■ EXCERPTED RECORDS
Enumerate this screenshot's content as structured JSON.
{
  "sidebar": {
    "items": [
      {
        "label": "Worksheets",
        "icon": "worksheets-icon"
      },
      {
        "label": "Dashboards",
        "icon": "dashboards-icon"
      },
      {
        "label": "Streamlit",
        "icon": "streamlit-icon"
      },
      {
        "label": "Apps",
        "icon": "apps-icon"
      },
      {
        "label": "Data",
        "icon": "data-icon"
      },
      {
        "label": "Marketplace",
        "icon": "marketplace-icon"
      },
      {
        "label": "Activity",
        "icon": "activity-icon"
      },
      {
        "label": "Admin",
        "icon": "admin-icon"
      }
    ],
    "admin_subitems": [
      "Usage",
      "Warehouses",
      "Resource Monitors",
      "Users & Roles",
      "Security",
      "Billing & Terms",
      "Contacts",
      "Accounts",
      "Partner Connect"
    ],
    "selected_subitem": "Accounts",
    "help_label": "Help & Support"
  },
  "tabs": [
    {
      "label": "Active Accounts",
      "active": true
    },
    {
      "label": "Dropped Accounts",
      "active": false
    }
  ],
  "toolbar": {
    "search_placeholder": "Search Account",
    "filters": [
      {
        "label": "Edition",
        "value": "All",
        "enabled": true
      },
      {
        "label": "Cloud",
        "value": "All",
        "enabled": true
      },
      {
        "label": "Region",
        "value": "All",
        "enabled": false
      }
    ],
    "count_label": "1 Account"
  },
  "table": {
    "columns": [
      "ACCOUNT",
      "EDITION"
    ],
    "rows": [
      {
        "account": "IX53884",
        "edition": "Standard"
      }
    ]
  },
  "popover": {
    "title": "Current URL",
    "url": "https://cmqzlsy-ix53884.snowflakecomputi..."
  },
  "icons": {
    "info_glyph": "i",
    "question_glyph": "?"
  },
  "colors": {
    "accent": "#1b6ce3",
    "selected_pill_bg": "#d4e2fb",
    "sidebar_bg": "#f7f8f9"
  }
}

■ YOUR OBJECTIVE
Copy down the whole of the data above, matching it exactly.

■ THE COMPLETED TASK
Enumerate this screenshot's content as structured JSON.
{
  "sidebar": {
    "items": [
      {
        "label": "Worksheets",
        "icon": "worksheets-icon"
      },
      {
        "label": "Dashboards",
        "icon": "dashboards-icon"
      },
      {
        "label": "Streamlit",
        "icon": "streamlit-icon"
      },
      {
        "label": "Apps",
        "icon": "apps-icon"
      },
      {
        "label": "Data",
        "icon": "data-icon"
      },
      {
        "label": "Marketplace",
        "icon": "marketplace-icon"
      },
      {
        "label": "Activity",
        "icon": "activity-icon"
      },
      {
        "label": "Admin",
        "icon": "admin-icon"
      }
    ],
    "admin_subitems": [
      "Usage",
      "Warehouses",
      "Resource Monitors",
      "Users & Roles",
      "Security",
      "Billing & Terms",
      "Contacts",
      "Accounts",
      "Partner Connect"
    ],
    "selected_subitem": "Accounts",
    "help_label": "Help & Support"
  },
  "tabs": [
    {
      "label": "Active Accounts",
      "active": true
    },
    {
      "label": "Dropped Accounts",
      "active": false
    }
  ],
  "toolbar": {
    "search_placeholder": "Search Account",
    "filters": [
      {
        "label": "Edition",
        "value": "All",
        "enabled": true
      },
      {
        "label": "Cloud",
        "value": "All",
        "enabled": true
      },
      {
        "label": "Region",
        "value": "All",
        "enabled": false
      }
    ],
    "count_label": "1 Account"
  },
  "table": {
    "columns": [
      "ACCOUNT",
      "EDITION"
    ],
    "rows": [
      {
        "account": "IX53884",
        "edition": "Standard"
      }
    ]
  },
  "popover": {
    "title": "Current URL",
    "url": "https://cmqzlsy-ix53884.snowflakecomputi..."
  },
  "icons": {
    "info_glyph": "i",
    "question_glyph": "?"
  },
  "colors": {
    "accent": "#1b6ce3",
    "selected_pill_bg": "#d4e2fb",
    "sidebar_bg": "#f7f8f9"
  }
}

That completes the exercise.